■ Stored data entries

--- START ---

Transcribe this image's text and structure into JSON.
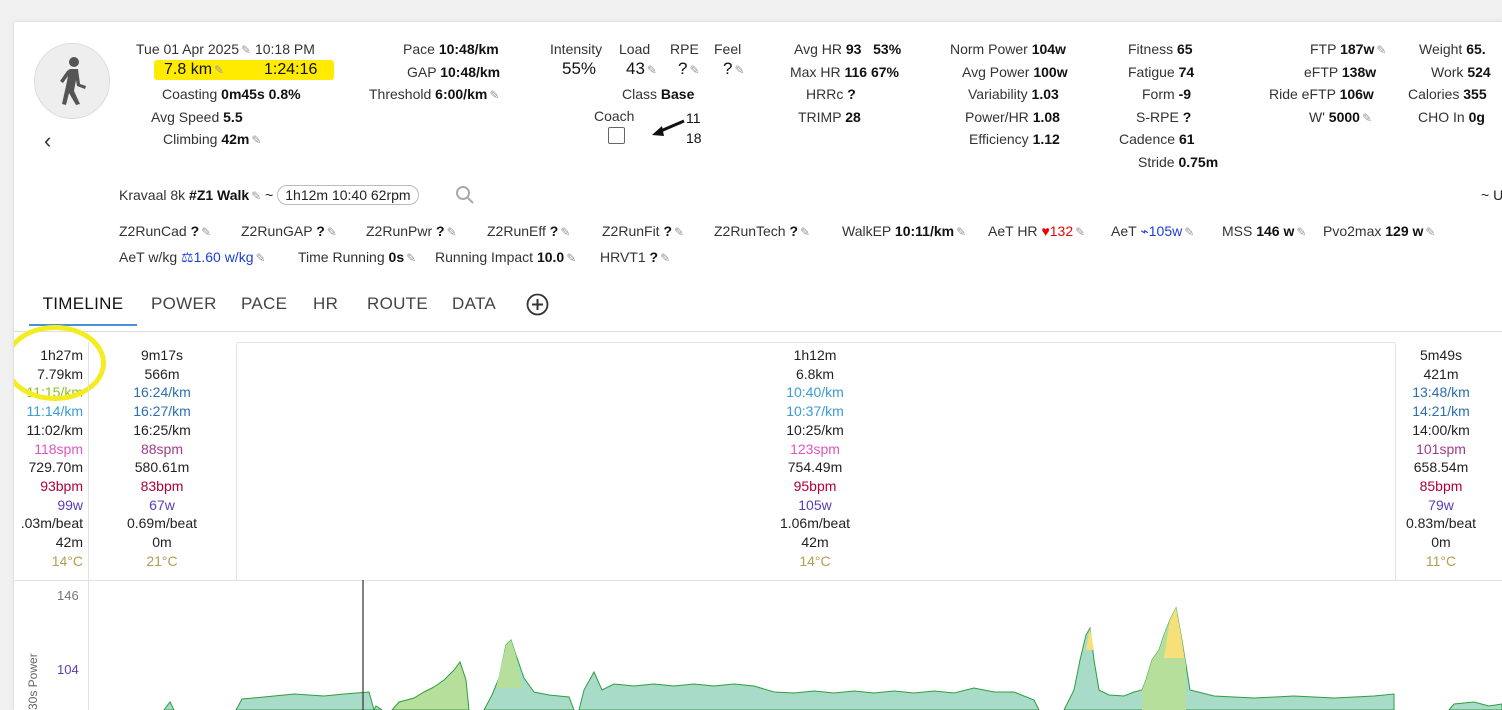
{
  "header": {
    "date": "Tue 01 Apr 2025",
    "time": "10:18 PM",
    "distance": "7.8 km",
    "duration": "1:24:16",
    "coasting_label": "Coasting",
    "coasting_value": "0m45s 0.8%",
    "avg_speed_label": "Avg Speed",
    "avg_speed_value": "5.5",
    "climbing_label": "Climbing",
    "climbing_value": "42m"
  },
  "pace": {
    "pace_label": "Pace",
    "pace_value": "10:48/km",
    "gap_label": "GAP",
    "gap_value": "10:48/km",
    "threshold_label": "Threshold",
    "threshold_value": "6:00/km"
  },
  "load": {
    "intensity_label": "Intensity",
    "intensity_value": "55%",
    "load_label": "Load",
    "load_value": "43",
    "rpe_label": "RPE",
    "rpe_value": "?",
    "feel_label": "Feel",
    "feel_value": "?",
    "class_label": "Class",
    "class_value": "Base",
    "coach_label": "Coach",
    "coach_num1": "11",
    "coach_num2": "18"
  },
  "hr": {
    "avg_hr_label": "Avg HR",
    "avg_hr_value": "93",
    "avg_hr_pct": "53%",
    "max_hr_label": "Max HR",
    "max_hr_value": "116",
    "max_hr_pct": "67%",
    "hrrc_label": "HRRc",
    "hrrc_value": "?",
    "trimp_label": "TRIMP",
    "trimp_value": "28"
  },
  "power": {
    "norm_label": "Norm Power",
    "norm_value": "104w",
    "avg_label": "Avg Power",
    "avg_value": "100w",
    "var_label": "Variability",
    "var_value": "1.03",
    "phr_label": "Power/HR",
    "phr_value": "1.08",
    "eff_label": "Efficiency",
    "eff_value": "1.12"
  },
  "fitness": {
    "fitness_label": "Fitness",
    "fitness_value": "65",
    "fatigue_label": "Fatigue",
    "fatigue_value": "74",
    "form_label": "Form",
    "form_value": "-9",
    "srpe_label": "S-RPE",
    "srpe_value": "?",
    "cadence_label": "Cadence",
    "cadence_value": "61",
    "stride_label": "Stride",
    "stride_value": "0.75m"
  },
  "ftp": {
    "ftp_label": "FTP",
    "ftp_value": "187w",
    "eftp_label": "eFTP",
    "eftp_value": "138w",
    "ride_label": "Ride eFTP",
    "ride_value": "106w",
    "wprime_label": "W'",
    "wprime_value": "5000"
  },
  "weight": {
    "weight_label": "Weight",
    "weight_value": "65.",
    "work_label": "Work",
    "work_value": "524",
    "cal_label": "Calories",
    "cal_value": "355",
    "cho_label": "CHO In",
    "cho_value": "0g"
  },
  "workout": {
    "name": "Kravaal 8k",
    "tag": "#Z1 Walk",
    "tilde": "~",
    "pill": "1h12m 10:40  62rpm",
    "right_tilde": "~ U"
  },
  "custom_fields": {
    "row1": [
      {
        "label": "Z2RunCad",
        "value": "?"
      },
      {
        "label": "Z2RunGAP",
        "value": "?"
      },
      {
        "label": "Z2RunPwr",
        "value": "?"
      },
      {
        "label": "Z2RunEff",
        "value": "?"
      },
      {
        "label": "Z2RunFit",
        "value": "?"
      },
      {
        "label": "Z2RunTech",
        "value": "?"
      },
      {
        "label": "WalkEP",
        "value": "10:11/km"
      },
      {
        "label": "AeT HR",
        "value": "132"
      },
      {
        "label": "AeT",
        "value": "105w"
      },
      {
        "label": "MSS",
        "value": "146 w"
      },
      {
        "label": "Pvo2max",
        "value": "129 w"
      }
    ],
    "row2": [
      {
        "label": "AeT w/kg",
        "value": "1.60 w/kg"
      },
      {
        "label": "Time Running",
        "value": "0s"
      },
      {
        "label": "Running Impact",
        "value": "10.0"
      },
      {
        "label": "HRVT1",
        "value": "?"
      }
    ]
  },
  "tabs": [
    "TIMELINE",
    "POWER",
    "PACE",
    "HR",
    "ROUTE",
    "DATA"
  ],
  "intervals": {
    "total": [
      "1h27m",
      "7.79km",
      "11:15/km",
      "11:14/km",
      "11:02/km",
      "118spm",
      "729.70m",
      "93bpm",
      "99w",
      ".03m/beat",
      "42m",
      "14°C"
    ],
    "seg1": [
      "9m17s",
      "566m",
      "16:24/km",
      "16:27/km",
      "16:25/km",
      "88spm",
      "580.61m",
      "83bpm",
      "67w",
      "0.69m/beat",
      "0m",
      "21°C"
    ],
    "seg2": [
      "1h12m",
      "6.8km",
      "10:40/km",
      "10:37/km",
      "10:25/km",
      "123spm",
      "754.49m",
      "95bpm",
      "105w",
      "1.06m/beat",
      "42m",
      "14°C"
    ],
    "seg3": [
      "5m49s",
      "421m",
      "13:48/km",
      "14:21/km",
      "14:00/km",
      "101spm",
      "658.54m",
      "85bpm",
      "79w",
      "0.83m/beat",
      "0m",
      "11°C"
    ]
  },
  "chart": {
    "y_label": "30s Power",
    "tick_146": "146",
    "tick_104": "104",
    "colors": {
      "fill": "#a8dcc8",
      "line": "#2e9e3e",
      "zone": "#b5df9a",
      "peak": "#f7e07a"
    }
  }
}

--- END ---

■ WRITTEN REQUEST
Print out the material word for word, omitting the pictures.

■ CORRECT ANSWER
Transcribe this image's text and structure into JSON.
{
  "header": {
    "date": "Tue 01 Apr 2025",
    "time": "10:18 PM",
    "distance": "7.8 km",
    "duration": "1:24:16",
    "coasting_label": "Coasting",
    "coasting_value": "0m45s 0.8%",
    "avg_speed_label": "Avg Speed",
    "avg_speed_value": "5.5",
    "climbing_label": "Climbing",
    "climbing_value": "42m"
  },
  "pace": {
    "pace_label": "Pace",
    "pace_value": "10:48/km",
    "gap_label": "GAP",
    "gap_value": "10:48/km",
    "threshold_label": "Threshold",
    "threshold_value": "6:00/km"
  },
  "load": {
    "intensity_label": "Intensity",
    "intensity_value": "55%",
    "load_label": "Load",
    "load_value": "43",
    "rpe_label": "RPE",
    "rpe_value": "?",
    "feel_label": "Feel",
    "feel_value": "?",
    "class_label": "Class",
    "class_value": "Base",
    "coach_label": "Coach",
    "coach_num1": "11",
    "coach_num2": "18"
  },
  "hr": {
    "avg_hr_label": "Avg HR",
    "avg_hr_value": "93",
    "avg_hr_pct": "53%",
    "max_hr_label": "Max HR",
    "max_hr_value": "116",
    "max_hr_pct": "67%",
    "hrrc_label": "HRRc",
    "hrrc_value": "?",
    "trimp_label": "TRIMP",
    "trimp_value": "28"
  },
  "power": {
    "norm_label": "Norm Power",
    "norm_value": "104w",
    "avg_label": "Avg Power",
    "avg_value": "100w",
    "var_label": "Variability",
    "var_value": "1.03",
    "phr_label": "Power/HR",
    "phr_value": "1.08",
    "eff_label": "Efficiency",
    "eff_value": "1.12"
  },
  "fitness": {
    "fitness_label": "Fitness",
    "fitness_value": "65",
    "fatigue_label": "Fatigue",
    "fatigue_value": "74",
    "form_label": "Form",
    "form_value": "-9",
    "srpe_label": "S-RPE",
    "srpe_value": "?",
    "cadence_label": "Cadence",
    "cadence_value": "61",
    "stride_label": "Stride",
    "stride_value": "0.75m"
  },
  "ftp": {
    "ftp_label": "FTP",
    "ftp_value": "187w",
    "eftp_label": "eFTP",
    "eftp_value": "138w",
    "ride_label": "Ride eFTP",
    "ride_value": "106w",
    "wprime_label": "W'",
    "wprime_value": "5000"
  },
  "weight": {
    "weight_label": "Weight",
    "weight_value": "65.",
    "work_label": "Work",
    "work_value": "524",
    "cal_label": "Calories",
    "cal_value": "355",
    "cho_label": "CHO In",
    "cho_value": "0g"
  },
  "workout": {
    "name": "Kravaal 8k",
    "tag": "#Z1 Walk",
    "tilde": "~",
    "pill": "1h12m 10:40  62rpm",
    "right_tilde": "~ U"
  },
  "custom_fields": {
    "row1": [
      {
        "label": "Z2RunCad",
        "value": "?"
      },
      {
        "label": "Z2RunGAP",
        "value": "?"
      },
      {
        "label": "Z2RunPwr",
        "value": "?"
      },
      {
        "label": "Z2RunEff",
        "value": "?"
      },
      {
        "label": "Z2RunFit",
        "value": "?"
      },
      {
        "label": "Z2RunTech",
        "value": "?"
      },
      {
        "label": "WalkEP",
        "value": "10:11/km"
      },
      {
        "label": "AeT HR",
        "value": "132"
      },
      {
        "label": "AeT",
        "value": "105w"
      },
      {
        "label": "MSS",
        "value": "146 w"
      },
      {
        "label": "Pvo2max",
        "value": "129 w"
      }
    ],
    "row2": [
      {
        "label": "AeT w/kg",
        "value": "1.60 w/kg"
      },
      {
        "label": "Time Running",
        "value": "0s"
      },
      {
        "label": "Running Impact",
        "value": "10.0"
      },
      {
        "label": "HRVT1",
        "value": "?"
      }
    ]
  },
  "tabs": [
    "TIMELINE",
    "POWER",
    "PACE",
    "HR",
    "ROUTE",
    "DATA"
  ],
  "intervals": {
    "total": [
      "1h27m",
      "7.79km",
      "11:15/km",
      "11:14/km",
      "11:02/km",
      "118spm",
      "729.70m",
      "93bpm",
      "99w",
      ".03m/beat",
      "42m",
      "14°C"
    ],
    "seg1": [
      "9m17s",
      "566m",
      "16:24/km",
      "16:27/km",
      "16:25/km",
      "88spm",
      "580.61m",
      "83bpm",
      "67w",
      "0.69m/beat",
      "0m",
      "21°C"
    ],
    "seg2": [
      "1h12m",
      "6.8km",
      "10:40/km",
      "10:37/km",
      "10:25/km",
      "123spm",
      "754.49m",
      "95bpm",
      "105w",
      "1.06m/beat",
      "42m",
      "14°C"
    ],
    "seg3": [
      "5m49s",
      "421m",
      "13:48/km",
      "14:21/km",
      "14:00/km",
      "101spm",
      "658.54m",
      "85bpm",
      "79w",
      "0.83m/beat",
      "0m",
      "11°C"
    ]
  },
  "chart": {
    "y_label": "30s Power",
    "tick_146": "146",
    "tick_104": "104",
    "colors": {
      "fill": "#a8dcc8",
      "line": "#2e9e3e",
      "zone": "#b5df9a",
      "peak": "#f7e07a"
    }
  }
}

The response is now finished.